Dataset records:
┌──
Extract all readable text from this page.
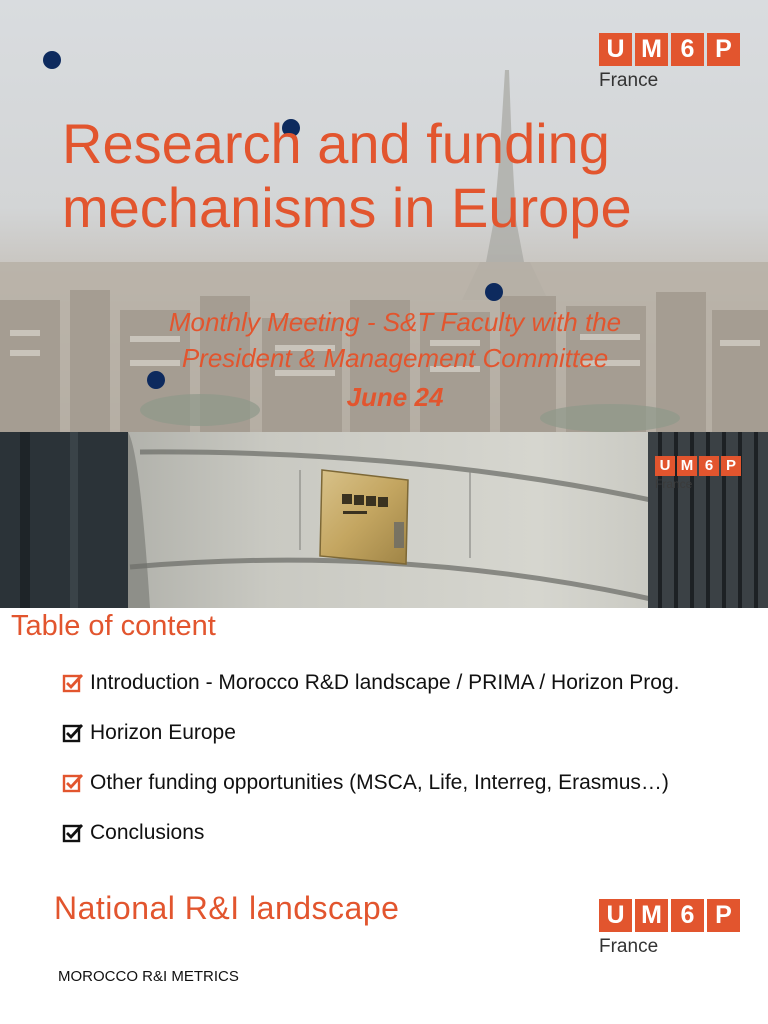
U M 6 P
France
Research and funding
mechanisms in Europe
Monthly Meeting - S&T Faculty with the
President & Management Committee
June 24
U M 6 P
France
Table of content
Introduction - Morocco R&D landscape / PRIMA / Horizon Prog.
Horizon Europe
Other funding opportunities (MSCA, Life, Interreg, Erasmus…)
Conclusions
National R&I landscape	U M 6 P
France
MOROCCO R&I METRICS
└──
### PROBLEM:
Without including the pictures, return each record above exactly as it stands.

### IN RESPONSE:
Extract all readable text from this page.
U M 6 P
France
Research and funding
mechanisms in Europe
Monthly Meeting - S&T Faculty with the
President & Management Committee
June 24
U M 6 P
France
Table of content
Introduction - Morocco R&D landscape / PRIMA / Horizon Prog.
Horizon Europe
Other funding opportunities (MSCA, Life, Interreg, Erasmus…)
Conclusions
National R&I landscape	U M 6 P
France
MOROCCO R&I METRICS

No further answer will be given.